Directions
Copy each line that has the string "ᠠᠰᠠᠭᠤᠯᠲ" somewhere in it.

----------

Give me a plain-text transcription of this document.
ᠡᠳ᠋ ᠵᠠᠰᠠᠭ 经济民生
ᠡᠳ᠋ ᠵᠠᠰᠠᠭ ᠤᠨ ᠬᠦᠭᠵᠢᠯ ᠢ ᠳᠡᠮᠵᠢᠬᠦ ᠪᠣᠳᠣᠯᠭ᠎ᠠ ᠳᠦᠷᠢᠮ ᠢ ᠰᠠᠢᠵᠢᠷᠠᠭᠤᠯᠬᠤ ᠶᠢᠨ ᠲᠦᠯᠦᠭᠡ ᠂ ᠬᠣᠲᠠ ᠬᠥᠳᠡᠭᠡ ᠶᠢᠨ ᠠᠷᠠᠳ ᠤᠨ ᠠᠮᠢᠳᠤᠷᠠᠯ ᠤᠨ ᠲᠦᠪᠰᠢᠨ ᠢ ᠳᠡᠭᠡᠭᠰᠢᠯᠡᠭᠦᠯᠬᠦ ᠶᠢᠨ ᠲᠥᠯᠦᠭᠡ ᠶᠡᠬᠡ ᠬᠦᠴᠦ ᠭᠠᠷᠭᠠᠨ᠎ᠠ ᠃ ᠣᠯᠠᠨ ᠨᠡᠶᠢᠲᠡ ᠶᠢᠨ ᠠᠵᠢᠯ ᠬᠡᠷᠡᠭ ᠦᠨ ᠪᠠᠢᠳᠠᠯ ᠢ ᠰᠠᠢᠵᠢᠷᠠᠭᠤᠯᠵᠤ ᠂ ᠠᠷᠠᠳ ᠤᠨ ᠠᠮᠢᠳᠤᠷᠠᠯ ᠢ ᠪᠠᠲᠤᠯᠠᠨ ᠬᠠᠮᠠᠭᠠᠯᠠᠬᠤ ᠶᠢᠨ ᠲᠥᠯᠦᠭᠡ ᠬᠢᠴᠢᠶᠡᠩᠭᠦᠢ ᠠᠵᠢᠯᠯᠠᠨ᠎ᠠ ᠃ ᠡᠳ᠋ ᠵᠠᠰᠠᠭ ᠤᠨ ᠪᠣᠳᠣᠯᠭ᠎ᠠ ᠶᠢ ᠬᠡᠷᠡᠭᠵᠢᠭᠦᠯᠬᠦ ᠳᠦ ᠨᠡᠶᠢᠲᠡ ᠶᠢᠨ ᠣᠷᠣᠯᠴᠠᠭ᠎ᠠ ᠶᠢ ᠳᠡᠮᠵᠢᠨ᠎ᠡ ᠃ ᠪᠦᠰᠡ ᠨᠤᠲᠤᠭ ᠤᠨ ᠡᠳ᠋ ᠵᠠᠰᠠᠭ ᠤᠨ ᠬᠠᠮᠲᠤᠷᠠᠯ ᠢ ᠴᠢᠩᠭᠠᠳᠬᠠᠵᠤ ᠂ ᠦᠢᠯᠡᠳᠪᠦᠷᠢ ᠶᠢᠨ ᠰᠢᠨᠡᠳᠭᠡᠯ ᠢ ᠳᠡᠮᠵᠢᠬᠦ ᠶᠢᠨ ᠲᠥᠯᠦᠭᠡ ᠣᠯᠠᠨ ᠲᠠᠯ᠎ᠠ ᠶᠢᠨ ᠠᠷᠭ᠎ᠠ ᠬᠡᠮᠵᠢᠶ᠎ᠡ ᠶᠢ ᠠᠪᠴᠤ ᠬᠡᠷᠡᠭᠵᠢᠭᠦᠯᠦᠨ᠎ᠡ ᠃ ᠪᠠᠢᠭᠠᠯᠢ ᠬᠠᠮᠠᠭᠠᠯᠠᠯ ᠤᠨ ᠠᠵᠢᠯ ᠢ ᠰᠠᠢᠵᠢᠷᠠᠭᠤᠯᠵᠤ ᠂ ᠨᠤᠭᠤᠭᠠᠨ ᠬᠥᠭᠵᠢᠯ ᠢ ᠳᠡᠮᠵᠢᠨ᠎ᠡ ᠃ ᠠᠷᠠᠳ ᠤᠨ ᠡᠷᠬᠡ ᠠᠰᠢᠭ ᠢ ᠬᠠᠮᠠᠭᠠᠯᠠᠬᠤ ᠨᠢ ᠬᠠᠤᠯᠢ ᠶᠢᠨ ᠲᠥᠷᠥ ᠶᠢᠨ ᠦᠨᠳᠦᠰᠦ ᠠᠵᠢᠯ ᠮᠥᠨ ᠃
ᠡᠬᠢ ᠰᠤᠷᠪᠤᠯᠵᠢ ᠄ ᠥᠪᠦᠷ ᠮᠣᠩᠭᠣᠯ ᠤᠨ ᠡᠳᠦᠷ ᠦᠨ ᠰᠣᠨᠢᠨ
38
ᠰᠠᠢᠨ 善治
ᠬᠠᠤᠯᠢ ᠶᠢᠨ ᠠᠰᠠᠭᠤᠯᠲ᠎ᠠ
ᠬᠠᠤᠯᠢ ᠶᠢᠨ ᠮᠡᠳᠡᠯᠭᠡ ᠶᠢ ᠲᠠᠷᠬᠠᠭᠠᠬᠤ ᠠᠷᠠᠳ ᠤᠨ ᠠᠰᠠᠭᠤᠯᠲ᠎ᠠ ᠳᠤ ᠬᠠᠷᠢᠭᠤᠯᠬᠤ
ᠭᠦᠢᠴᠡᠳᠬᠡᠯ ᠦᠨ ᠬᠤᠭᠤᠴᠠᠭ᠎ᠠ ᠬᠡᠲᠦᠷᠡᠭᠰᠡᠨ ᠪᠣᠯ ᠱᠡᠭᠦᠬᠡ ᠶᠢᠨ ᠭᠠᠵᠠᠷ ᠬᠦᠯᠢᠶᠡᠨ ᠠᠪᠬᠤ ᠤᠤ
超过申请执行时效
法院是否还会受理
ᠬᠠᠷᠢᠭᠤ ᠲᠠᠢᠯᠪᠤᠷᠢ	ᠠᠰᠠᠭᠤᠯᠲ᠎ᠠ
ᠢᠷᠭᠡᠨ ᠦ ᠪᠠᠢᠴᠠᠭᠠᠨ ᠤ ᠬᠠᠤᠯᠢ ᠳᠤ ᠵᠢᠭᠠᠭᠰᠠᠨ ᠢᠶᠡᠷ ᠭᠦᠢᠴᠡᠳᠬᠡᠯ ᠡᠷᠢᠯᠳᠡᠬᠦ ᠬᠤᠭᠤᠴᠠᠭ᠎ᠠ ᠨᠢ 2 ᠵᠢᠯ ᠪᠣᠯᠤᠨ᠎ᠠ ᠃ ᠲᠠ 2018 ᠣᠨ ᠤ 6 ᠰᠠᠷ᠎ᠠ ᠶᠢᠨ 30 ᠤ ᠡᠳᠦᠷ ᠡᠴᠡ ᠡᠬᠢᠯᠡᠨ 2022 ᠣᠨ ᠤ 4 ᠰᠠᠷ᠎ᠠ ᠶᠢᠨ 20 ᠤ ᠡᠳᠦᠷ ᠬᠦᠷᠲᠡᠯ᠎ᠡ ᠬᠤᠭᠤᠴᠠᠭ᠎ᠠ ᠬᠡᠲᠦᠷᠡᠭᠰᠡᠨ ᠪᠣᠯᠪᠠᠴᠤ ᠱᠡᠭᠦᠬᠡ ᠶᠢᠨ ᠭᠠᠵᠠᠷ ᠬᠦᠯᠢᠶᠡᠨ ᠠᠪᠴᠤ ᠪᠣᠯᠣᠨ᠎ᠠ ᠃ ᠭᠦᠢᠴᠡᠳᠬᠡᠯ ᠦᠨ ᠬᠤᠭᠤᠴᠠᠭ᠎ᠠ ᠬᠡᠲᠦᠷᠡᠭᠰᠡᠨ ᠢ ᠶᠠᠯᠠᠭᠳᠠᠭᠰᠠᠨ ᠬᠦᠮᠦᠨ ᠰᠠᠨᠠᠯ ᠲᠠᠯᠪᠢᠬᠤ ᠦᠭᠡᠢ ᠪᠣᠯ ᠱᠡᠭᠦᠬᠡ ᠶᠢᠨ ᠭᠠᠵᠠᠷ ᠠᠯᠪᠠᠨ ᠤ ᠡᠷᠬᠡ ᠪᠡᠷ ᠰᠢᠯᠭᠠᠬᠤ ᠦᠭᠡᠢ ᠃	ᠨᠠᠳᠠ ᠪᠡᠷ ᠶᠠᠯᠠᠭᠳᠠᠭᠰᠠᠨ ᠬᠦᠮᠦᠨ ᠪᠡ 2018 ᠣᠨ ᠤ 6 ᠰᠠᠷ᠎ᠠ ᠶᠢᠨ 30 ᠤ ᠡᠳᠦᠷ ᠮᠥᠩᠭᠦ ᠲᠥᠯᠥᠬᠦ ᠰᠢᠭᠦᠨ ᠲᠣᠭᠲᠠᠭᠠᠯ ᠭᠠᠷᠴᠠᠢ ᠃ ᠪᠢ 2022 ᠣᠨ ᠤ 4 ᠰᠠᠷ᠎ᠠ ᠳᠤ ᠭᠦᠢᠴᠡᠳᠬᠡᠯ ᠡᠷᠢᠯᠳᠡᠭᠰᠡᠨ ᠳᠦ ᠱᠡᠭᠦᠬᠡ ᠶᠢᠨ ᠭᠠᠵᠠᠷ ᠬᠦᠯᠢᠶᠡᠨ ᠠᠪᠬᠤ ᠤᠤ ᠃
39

----------

Written reply
ᠬᠠᠤᠯᠢ ᠶᠢᠨ ᠠᠰᠠᠭᠤᠯᠲ᠎ᠠ
ᠬᠠᠤᠯᠢ ᠶᠢᠨ ᠮᠡᠳᠡᠯᠭᠡ ᠶᠢ ᠲᠠᠷᠬᠠᠭᠠᠬᠤ ᠠᠷᠠᠳ ᠤᠨ ᠠᠰᠠᠭᠤᠯᠲ᠎ᠠ ᠳᠤ ᠬᠠᠷᠢᠭᠤᠯᠬᠤ
ᠬᠠᠷᠢᠭᠤ ᠲᠠᠢᠯᠪᠤᠷᠢ	ᠠᠰᠠᠭᠤᠯᠲ᠎ᠠ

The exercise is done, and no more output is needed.